_WHAT YOU SHOULD DO_
Exactly as they appear, output all of the entries.

[Dataset items]
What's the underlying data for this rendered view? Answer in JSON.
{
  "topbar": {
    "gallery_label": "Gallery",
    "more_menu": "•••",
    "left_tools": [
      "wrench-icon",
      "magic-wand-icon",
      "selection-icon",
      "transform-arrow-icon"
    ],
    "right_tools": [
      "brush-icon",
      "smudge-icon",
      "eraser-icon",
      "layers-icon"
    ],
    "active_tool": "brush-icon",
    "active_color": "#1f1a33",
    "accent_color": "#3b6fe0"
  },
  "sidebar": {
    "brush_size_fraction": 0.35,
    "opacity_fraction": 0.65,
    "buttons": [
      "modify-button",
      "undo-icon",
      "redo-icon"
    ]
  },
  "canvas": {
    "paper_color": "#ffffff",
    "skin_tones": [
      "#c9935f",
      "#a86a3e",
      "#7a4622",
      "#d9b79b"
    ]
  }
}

_REPLY TO THE TASK_
What's the underlying data for this rendered view? Answer in JSON.
{
  "topbar": {
    "gallery_label": "Gallery",
    "more_menu": "•••",
    "left_tools": [
      "wrench-icon",
      "magic-wand-icon",
      "selection-icon",
      "transform-arrow-icon"
    ],
    "right_tools": [
      "brush-icon",
      "smudge-icon",
      "eraser-icon",
      "layers-icon"
    ],
    "active_tool": "brush-icon",
    "active_color": "#1f1a33",
    "accent_color": "#3b6fe0"
  },
  "sidebar": {
    "brush_size_fraction": 0.35,
    "opacity_fraction": 0.65,
    "buttons": [
      "modify-button",
      "undo-icon",
      "redo-icon"
    ]
  },
  "canvas": {
    "paper_color": "#ffffff",
    "skin_tones": [
      "#c9935f",
      "#a86a3e",
      "#7a4622",
      "#d9b79b"
    ]
  }
}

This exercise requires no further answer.